### Written request
Copy the data word for word, beginning at its very first line and ending with the line that contains "calendar-cell: 2 Sunrise: 8:59", including that line.

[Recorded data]
-----

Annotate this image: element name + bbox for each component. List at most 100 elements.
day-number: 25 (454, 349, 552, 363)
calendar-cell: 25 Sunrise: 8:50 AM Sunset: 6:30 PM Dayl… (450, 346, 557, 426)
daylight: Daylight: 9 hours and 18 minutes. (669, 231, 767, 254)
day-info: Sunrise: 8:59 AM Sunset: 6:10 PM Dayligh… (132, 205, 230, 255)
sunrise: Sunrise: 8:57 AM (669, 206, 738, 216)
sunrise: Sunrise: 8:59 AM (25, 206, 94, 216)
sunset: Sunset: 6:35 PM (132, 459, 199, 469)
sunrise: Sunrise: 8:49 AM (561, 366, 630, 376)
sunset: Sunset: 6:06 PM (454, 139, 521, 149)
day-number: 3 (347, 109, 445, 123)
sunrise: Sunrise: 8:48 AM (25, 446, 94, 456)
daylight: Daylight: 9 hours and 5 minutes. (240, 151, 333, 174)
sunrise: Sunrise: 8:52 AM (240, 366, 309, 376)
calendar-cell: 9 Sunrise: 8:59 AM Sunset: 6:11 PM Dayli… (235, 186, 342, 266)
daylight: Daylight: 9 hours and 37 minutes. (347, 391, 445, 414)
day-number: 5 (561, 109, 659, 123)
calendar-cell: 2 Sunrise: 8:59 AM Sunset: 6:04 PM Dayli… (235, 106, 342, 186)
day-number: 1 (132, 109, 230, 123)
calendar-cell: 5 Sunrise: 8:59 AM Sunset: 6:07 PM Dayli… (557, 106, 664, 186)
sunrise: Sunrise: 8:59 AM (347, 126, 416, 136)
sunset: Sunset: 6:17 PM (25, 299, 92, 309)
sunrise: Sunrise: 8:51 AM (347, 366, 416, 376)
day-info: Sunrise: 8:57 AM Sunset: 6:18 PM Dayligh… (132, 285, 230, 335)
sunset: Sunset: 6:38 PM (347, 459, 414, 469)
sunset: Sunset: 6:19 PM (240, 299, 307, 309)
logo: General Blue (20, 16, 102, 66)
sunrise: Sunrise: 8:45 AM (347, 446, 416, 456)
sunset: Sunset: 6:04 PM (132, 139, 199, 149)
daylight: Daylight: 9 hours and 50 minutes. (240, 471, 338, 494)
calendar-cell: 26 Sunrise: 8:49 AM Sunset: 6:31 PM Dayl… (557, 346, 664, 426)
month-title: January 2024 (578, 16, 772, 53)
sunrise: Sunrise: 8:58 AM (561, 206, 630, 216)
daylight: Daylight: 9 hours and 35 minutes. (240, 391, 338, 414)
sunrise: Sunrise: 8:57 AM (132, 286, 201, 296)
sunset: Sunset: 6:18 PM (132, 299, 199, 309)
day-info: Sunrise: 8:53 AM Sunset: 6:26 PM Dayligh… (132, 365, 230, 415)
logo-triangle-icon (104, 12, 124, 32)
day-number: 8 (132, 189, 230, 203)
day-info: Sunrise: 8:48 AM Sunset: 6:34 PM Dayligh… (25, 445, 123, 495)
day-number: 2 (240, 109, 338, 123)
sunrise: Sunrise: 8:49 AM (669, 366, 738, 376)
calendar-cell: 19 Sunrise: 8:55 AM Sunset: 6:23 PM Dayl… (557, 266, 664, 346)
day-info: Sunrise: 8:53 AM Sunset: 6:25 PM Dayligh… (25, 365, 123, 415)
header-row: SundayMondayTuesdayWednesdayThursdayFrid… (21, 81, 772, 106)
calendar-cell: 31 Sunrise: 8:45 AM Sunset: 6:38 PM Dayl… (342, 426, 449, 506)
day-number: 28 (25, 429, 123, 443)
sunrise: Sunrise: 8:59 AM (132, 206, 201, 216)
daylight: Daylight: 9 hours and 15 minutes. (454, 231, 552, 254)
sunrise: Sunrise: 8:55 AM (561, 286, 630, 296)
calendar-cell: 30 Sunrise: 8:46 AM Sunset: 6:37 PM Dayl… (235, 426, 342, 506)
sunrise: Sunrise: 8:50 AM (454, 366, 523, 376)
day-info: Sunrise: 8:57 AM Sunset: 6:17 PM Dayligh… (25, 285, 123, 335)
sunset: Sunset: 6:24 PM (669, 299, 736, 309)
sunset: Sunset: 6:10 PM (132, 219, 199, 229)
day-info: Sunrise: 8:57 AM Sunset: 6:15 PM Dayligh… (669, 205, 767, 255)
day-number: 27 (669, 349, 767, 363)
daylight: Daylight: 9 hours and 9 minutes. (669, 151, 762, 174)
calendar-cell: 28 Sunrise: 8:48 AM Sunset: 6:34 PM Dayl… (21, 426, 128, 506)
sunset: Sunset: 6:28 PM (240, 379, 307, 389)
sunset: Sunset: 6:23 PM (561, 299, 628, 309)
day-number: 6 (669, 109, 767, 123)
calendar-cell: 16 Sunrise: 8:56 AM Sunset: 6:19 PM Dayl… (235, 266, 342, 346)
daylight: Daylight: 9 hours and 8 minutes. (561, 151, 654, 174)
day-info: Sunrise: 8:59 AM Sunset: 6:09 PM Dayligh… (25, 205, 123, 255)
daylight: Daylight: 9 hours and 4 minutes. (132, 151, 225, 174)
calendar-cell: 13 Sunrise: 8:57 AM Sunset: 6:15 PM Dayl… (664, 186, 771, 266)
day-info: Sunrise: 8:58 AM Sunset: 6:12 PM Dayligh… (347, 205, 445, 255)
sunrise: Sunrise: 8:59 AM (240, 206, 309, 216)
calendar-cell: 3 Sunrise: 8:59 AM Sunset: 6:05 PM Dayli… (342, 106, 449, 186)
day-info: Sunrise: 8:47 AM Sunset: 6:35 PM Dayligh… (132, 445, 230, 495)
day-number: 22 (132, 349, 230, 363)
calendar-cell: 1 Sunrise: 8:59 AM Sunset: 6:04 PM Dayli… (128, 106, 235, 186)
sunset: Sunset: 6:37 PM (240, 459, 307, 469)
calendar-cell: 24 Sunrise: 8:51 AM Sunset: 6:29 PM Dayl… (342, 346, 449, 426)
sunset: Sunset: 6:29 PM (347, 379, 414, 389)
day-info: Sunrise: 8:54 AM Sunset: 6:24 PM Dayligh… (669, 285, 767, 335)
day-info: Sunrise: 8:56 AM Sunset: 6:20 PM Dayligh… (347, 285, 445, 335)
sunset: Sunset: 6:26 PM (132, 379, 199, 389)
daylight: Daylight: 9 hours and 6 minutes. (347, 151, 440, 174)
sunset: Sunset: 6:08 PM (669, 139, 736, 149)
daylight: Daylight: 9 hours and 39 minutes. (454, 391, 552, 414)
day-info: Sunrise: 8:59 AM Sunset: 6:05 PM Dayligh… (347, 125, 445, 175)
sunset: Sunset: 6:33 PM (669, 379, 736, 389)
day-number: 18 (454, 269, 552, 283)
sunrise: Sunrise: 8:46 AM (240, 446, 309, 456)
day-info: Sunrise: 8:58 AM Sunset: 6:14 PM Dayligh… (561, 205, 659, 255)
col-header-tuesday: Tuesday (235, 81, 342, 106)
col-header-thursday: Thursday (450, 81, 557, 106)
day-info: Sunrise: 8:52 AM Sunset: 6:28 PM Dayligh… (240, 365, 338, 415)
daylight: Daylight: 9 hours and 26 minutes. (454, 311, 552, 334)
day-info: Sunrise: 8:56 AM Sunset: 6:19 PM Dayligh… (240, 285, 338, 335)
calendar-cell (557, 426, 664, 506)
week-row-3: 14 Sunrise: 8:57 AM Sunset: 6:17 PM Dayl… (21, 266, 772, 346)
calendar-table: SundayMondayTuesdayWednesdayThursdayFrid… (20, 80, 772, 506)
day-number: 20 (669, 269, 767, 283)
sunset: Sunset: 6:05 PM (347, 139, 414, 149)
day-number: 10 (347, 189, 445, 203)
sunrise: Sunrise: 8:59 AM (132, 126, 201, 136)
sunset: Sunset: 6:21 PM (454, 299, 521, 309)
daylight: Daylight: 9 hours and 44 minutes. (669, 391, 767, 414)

-----

### Finished exercise
Annotate this image: element name + bbox for each component. List at most 100 elements.
day-number: 25 (454, 349, 552, 363)
calendar-cell: 25 Sunrise: 8:50 AM Sunset: 6:30 PM Dayl… (450, 346, 557, 426)
daylight: Daylight: 9 hours and 18 minutes. (669, 231, 767, 254)
day-info: Sunrise: 8:59 AM Sunset: 6:10 PM Dayligh… (132, 205, 230, 255)
sunrise: Sunrise: 8:57 AM (669, 206, 738, 216)
sunrise: Sunrise: 8:59 AM (25, 206, 94, 216)
sunset: Sunset: 6:35 PM (132, 459, 199, 469)
sunrise: Sunrise: 8:49 AM (561, 366, 630, 376)
sunset: Sunset: 6:06 PM (454, 139, 521, 149)
day-number: 3 (347, 109, 445, 123)
sunrise: Sunrise: 8:48 AM (25, 446, 94, 456)
daylight: Daylight: 9 hours and 5 minutes. (240, 151, 333, 174)
sunrise: Sunrise: 8:52 AM (240, 366, 309, 376)
calendar-cell: 9 Sunrise: 8:59 AM Sunset: 6:11 PM Dayli… (235, 186, 342, 266)
daylight: Daylight: 9 hours and 37 minutes. (347, 391, 445, 414)
day-number: 5 (561, 109, 659, 123)
calendar-cell: 2 Sunrise: 8:59 AM Sunset: 6:04 PM Dayli… (235, 106, 342, 186)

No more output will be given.